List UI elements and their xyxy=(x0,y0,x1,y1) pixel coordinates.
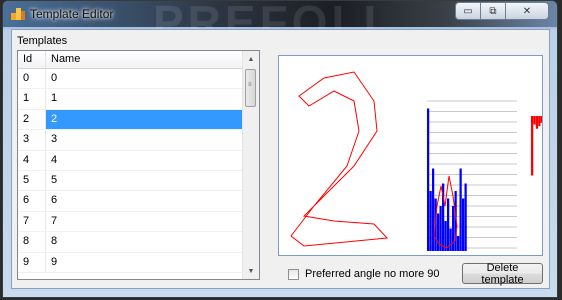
table-row[interactable]: 99 xyxy=(18,252,244,273)
grip-icon: ≡ xyxy=(248,82,252,88)
minimize-icon: ▭ xyxy=(463,5,473,17)
histogram-bar xyxy=(464,183,467,251)
signature-bar xyxy=(538,116,541,127)
preferred-angle-label: Preferred angle no more 90 xyxy=(305,268,440,280)
signature-bar xyxy=(535,116,539,129)
maximize-button[interactable]: ⧉ xyxy=(480,2,506,20)
vertical-scrollbar[interactable]: ▲ ≡ ▼ xyxy=(242,51,259,279)
cell-id: 5 xyxy=(18,170,46,191)
cell-name: 2 xyxy=(46,109,244,130)
histogram-bar xyxy=(447,198,450,251)
maximize-icon: ⧉ xyxy=(489,5,497,17)
table-row[interactable]: 11 xyxy=(18,89,244,110)
histogram-bar xyxy=(429,191,432,251)
scroll-down-icon[interactable]: ▼ xyxy=(243,263,259,279)
list-rows: 00112233445566778899 xyxy=(18,69,244,273)
histogram-bar xyxy=(427,108,430,251)
delete-template-button[interactable]: Delete template xyxy=(462,262,543,286)
cell-name: 1 xyxy=(51,92,58,105)
histogram-bar xyxy=(462,198,465,251)
cell-id: 3 xyxy=(18,130,46,150)
histogram-bar xyxy=(449,228,452,251)
close-icon: ✕ xyxy=(522,5,532,17)
preferred-angle-option[interactable]: Preferred angle no more 90 xyxy=(288,268,440,280)
cell-id: 0 xyxy=(18,69,46,89)
template-preview-canvas xyxy=(290,71,543,251)
histogram-bar xyxy=(432,168,435,251)
caption-buttons: ▭ ⧉ ✕ xyxy=(455,2,549,20)
cell-id: 1 xyxy=(18,89,46,109)
list-header: Id Name xyxy=(18,51,244,69)
table-row[interactable]: 66 xyxy=(18,191,244,212)
cell-name: 4 xyxy=(51,153,58,166)
table-row[interactable]: 77 xyxy=(18,211,244,233)
cell-name: 6 xyxy=(51,194,58,207)
signature-bar xyxy=(540,116,543,123)
table-row[interactable]: 00 xyxy=(18,69,244,90)
scroll-up-icon[interactable]: ▲ xyxy=(243,51,259,67)
glyph-outline xyxy=(290,71,389,247)
cell-id: 8 xyxy=(18,232,46,252)
cell-name: 8 xyxy=(51,235,58,248)
templates-list[interactable]: Id Name 00112233445566778899 ▲ ≡ ▼ xyxy=(17,50,260,280)
signature-bar xyxy=(531,116,534,176)
cell-id: 7 xyxy=(18,211,46,232)
cell-id: 2 xyxy=(18,109,46,130)
template-preview-panel xyxy=(278,55,543,256)
table-row[interactable]: 55 xyxy=(18,170,244,192)
column-header-name[interactable]: Name xyxy=(46,51,244,68)
cell-id: 4 xyxy=(18,150,46,170)
client-area: Templates Id Name 00112233445566778899 ▲… xyxy=(11,29,550,289)
histogram-bar xyxy=(457,236,460,251)
table-row[interactable]: 33 xyxy=(18,130,244,151)
column-header-id[interactable]: Id xyxy=(18,51,46,68)
signature-bar xyxy=(533,116,536,125)
cell-name: 7 xyxy=(51,214,58,227)
table-row[interactable]: 44 xyxy=(18,150,244,171)
close-button[interactable]: ✕ xyxy=(505,2,549,20)
histogram-bar xyxy=(437,213,440,251)
table-row[interactable]: 22 xyxy=(18,109,244,131)
templates-label: Templates xyxy=(17,35,68,47)
cell-id: 6 xyxy=(18,191,46,211)
histogram-bar xyxy=(459,168,462,251)
cell-name: 5 xyxy=(51,173,58,186)
window-title: Template Editor xyxy=(30,7,114,21)
template-editor-window: PREFOLL Template Editor ▭ ⧉ ✕ Templates … xyxy=(2,0,558,298)
signature-bars xyxy=(531,116,543,176)
table-row[interactable]: 88 xyxy=(18,232,244,253)
cell-name: 3 xyxy=(51,133,58,146)
title-bar[interactable]: PREFOLL Template Editor ▭ ⧉ ✕ xyxy=(3,0,557,48)
minimize-button[interactable]: ▭ xyxy=(455,2,481,20)
histogram-bar xyxy=(452,206,455,251)
cell-id: 9 xyxy=(18,252,46,272)
cell-name: 0 xyxy=(51,72,58,84)
scroll-thumb[interactable]: ≡ xyxy=(245,69,256,107)
preferred-angle-checkbox[interactable] xyxy=(288,268,299,280)
histogram-bars xyxy=(427,108,467,251)
app-icon xyxy=(11,8,25,20)
cell-name: 9 xyxy=(51,255,58,268)
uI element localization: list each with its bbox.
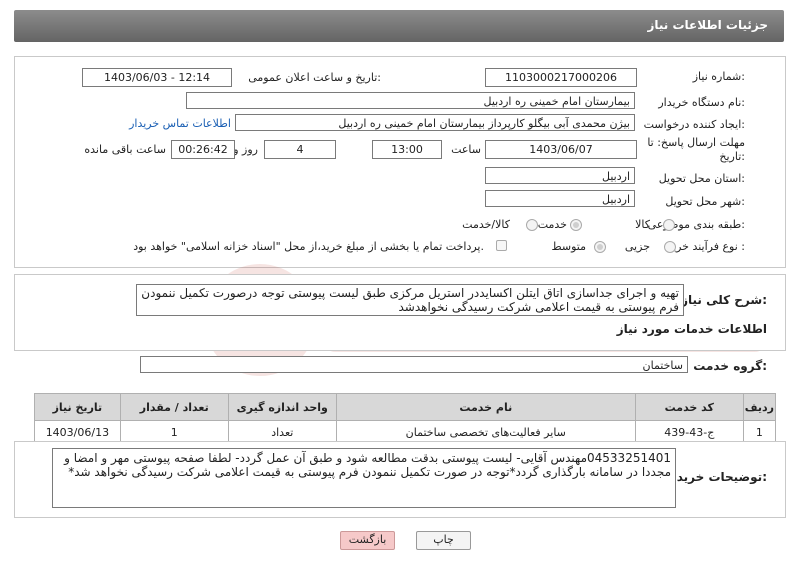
service-group-field[interactable]: ساختمان (140, 356, 688, 373)
deadline-label: مهلت ارسال پاسخ: تا (647, 136, 745, 149)
creator-field[interactable]: بیژن محمدی آبی بیگلو کارپرداز بیمارستان … (235, 114, 635, 131)
days-label: روز و (233, 143, 258, 156)
col-service-code: کد خدمت (634, 393, 744, 421)
days-field[interactable]: 4 (264, 140, 336, 159)
deadline-time-label: ساعت (451, 143, 481, 156)
announce-date-field[interactable]: 1403/06/03 - 12:14 (82, 68, 232, 87)
print-button[interactable]: چاپ (416, 531, 471, 550)
col-need-date: تاریخ نیاز (34, 393, 121, 421)
remaining-time-field[interactable]: 00:26:42 (171, 140, 235, 159)
summary-textarea[interactable]: تهیه و اجرای جداسازی اتاق ایتلن اکسایددر… (136, 284, 684, 316)
province-field[interactable]: اردبیل (485, 167, 635, 184)
creator-label: ایجاد کننده درخواست: (643, 118, 745, 131)
col-row: ردیف (742, 393, 777, 421)
need-number-field[interactable]: 1103000217000206 (485, 68, 637, 87)
city-label: شهر محل تحویل: (665, 195, 745, 208)
province-label: استان محل تحویل: (658, 172, 745, 185)
need-info-panel (14, 56, 786, 268)
buyer-org-label: نام دستگاه خریدار: (658, 96, 745, 109)
announce-date-label: تاریخ و ساعت اعلان عمومی: (248, 71, 381, 84)
category-radio-goods[interactable] (663, 219, 675, 231)
city-field[interactable]: اردبیل (485, 190, 635, 207)
buyer-contact-link[interactable]: اطلاعات تماس خریدار (129, 117, 231, 130)
deadline-date-field[interactable]: 1403/06/07 (485, 140, 637, 159)
page-header: جزئیات اطلاعات نیاز (14, 10, 784, 42)
services-section-title: اطلاعات خدمات مورد نیاز (616, 322, 767, 336)
buyer-notes-label: توضیحات خریدار: (665, 470, 767, 484)
buyer-notes-text: 04533251401مهندس آقایی- لیست پیوستی بدقت… (64, 451, 671, 479)
col-service-name: نام خدمت (335, 393, 636, 421)
summary-label: شرح کلی نیاز: (681, 293, 767, 307)
category-option-service: خدمت (537, 218, 567, 231)
services-table: ردیف کد خدمت نام خدمت واحد اندازه گیری ت… (34, 393, 777, 445)
summary-text: تهیه و اجرای جداسازی اتاق ایتلن اکسایددر… (141, 286, 679, 314)
remaining-time-label: ساعت باقی مانده (84, 143, 166, 156)
category-radio-goods-service[interactable] (526, 219, 538, 231)
deadline-time-field[interactable]: 13:00 (372, 140, 442, 159)
category-radio-service[interactable] (570, 219, 582, 231)
deadline-label-date: تاریخ: (719, 150, 745, 163)
col-unit: واحد اندازه گیری (227, 393, 337, 421)
back-button[interactable]: بازگشت (340, 531, 395, 550)
page-title: جزئیات اطلاعات نیاز (647, 18, 768, 32)
buyer-notes-textarea[interactable]: 04533251401مهندس آقایی- لیست پیوستی بدقت… (52, 448, 676, 508)
category-option-goods: کالا (635, 218, 650, 231)
buyer-org-field[interactable]: بیمارستان امام خمینی ره اردبیل (186, 92, 635, 109)
need-number-label: شماره نیاز: (692, 70, 745, 83)
service-group-label: گروه خدمت: (693, 359, 767, 373)
category-option-goods-service: کالا/خدمت (462, 218, 510, 231)
table-header-row: ردیف کد خدمت نام خدمت واحد اندازه گیری ت… (34, 393, 777, 421)
col-quantity: تعداد / مقدار (119, 393, 229, 421)
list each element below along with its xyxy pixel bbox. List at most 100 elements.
◆ ◆ ◆ ◆
> **Task instructions**: Print every line from the one containing "service-group-field[interactable]: ساختمان (140, 356, 688, 373)" down to the one containing "col-service-code: کد خدمت", reproducing those lines precisely.

> **Result below**:
service-group-field[interactable]: ساختمان (140, 356, 688, 373)
deadline-label: مهلت ارسال پاسخ: تا (647, 136, 745, 149)
creator-field[interactable]: بیژن محمدی آبی بیگلو کارپرداز بیمارستان … (235, 114, 635, 131)
days-label: روز و (233, 143, 258, 156)
col-service-code: کد خدمت (634, 393, 744, 421)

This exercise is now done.